Gather every line in the records that contains the string "panel", and copy each one. Case counts.
[start Task inputs]
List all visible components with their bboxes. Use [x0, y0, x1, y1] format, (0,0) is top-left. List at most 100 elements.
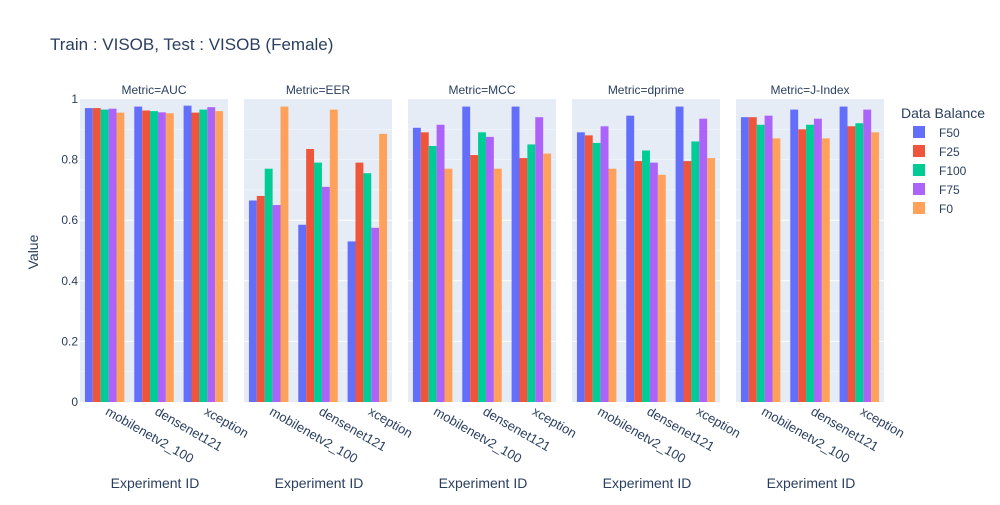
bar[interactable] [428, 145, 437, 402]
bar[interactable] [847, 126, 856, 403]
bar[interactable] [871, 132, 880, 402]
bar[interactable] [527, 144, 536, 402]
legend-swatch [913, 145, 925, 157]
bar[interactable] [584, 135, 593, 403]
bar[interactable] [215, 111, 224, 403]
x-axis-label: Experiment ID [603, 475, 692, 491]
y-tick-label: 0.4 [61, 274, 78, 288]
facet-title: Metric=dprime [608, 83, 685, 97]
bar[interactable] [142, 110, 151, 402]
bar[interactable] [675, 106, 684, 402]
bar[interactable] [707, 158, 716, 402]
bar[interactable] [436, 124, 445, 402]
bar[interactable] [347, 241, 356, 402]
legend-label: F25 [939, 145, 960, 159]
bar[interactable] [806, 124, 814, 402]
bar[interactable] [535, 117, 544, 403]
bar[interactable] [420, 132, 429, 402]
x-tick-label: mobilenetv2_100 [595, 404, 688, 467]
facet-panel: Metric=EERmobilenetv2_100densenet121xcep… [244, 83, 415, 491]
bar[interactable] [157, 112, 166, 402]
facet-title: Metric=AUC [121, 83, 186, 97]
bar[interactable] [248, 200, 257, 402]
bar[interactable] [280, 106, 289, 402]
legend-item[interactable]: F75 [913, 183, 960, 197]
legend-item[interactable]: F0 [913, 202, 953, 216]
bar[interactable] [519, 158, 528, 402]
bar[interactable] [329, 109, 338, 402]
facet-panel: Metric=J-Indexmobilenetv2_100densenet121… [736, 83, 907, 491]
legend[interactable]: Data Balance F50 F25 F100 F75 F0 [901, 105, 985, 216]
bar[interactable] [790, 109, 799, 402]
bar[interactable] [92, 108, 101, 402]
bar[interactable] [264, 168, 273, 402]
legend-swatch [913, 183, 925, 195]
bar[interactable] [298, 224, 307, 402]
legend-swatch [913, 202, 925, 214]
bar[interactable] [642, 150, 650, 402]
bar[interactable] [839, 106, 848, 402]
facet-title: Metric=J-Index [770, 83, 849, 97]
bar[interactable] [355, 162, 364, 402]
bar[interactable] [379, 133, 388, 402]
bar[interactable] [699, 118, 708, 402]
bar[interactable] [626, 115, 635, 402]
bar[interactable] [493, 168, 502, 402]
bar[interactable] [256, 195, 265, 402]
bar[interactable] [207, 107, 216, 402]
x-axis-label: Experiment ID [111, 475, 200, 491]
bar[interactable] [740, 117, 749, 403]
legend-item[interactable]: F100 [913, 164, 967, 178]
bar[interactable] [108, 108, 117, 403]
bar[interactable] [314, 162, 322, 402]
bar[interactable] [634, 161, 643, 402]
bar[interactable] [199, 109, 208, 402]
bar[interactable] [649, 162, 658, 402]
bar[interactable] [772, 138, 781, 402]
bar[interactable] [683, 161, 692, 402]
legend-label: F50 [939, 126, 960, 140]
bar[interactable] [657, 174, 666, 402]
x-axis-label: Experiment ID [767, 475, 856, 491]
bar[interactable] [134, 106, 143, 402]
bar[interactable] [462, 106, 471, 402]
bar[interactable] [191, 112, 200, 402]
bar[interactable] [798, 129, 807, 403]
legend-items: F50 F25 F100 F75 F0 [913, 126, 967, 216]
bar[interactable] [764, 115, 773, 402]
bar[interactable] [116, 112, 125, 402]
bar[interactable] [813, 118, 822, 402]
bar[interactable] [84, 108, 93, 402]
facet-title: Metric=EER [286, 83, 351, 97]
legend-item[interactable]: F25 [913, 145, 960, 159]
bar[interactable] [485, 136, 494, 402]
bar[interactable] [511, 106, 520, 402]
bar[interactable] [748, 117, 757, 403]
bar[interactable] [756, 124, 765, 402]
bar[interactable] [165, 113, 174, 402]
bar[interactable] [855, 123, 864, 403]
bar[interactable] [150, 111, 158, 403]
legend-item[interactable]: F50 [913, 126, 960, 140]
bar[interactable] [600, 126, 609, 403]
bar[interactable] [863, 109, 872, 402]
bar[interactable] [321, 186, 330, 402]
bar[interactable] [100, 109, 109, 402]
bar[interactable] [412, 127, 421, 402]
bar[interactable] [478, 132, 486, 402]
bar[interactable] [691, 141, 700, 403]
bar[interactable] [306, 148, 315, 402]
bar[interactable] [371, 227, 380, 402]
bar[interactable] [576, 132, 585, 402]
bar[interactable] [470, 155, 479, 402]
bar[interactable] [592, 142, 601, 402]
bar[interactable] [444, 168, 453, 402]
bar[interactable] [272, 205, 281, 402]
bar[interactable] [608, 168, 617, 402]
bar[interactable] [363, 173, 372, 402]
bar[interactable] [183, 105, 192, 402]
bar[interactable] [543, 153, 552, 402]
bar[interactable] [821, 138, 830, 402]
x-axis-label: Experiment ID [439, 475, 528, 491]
[end Task inputs]
* **Result of this exercise**
facet-panel: Metric=EERmobilenetv2_100densenet121xcep… [244, 83, 415, 491]
facet-panel: Metric=J-Indexmobilenetv2_100densenet121… [736, 83, 907, 491]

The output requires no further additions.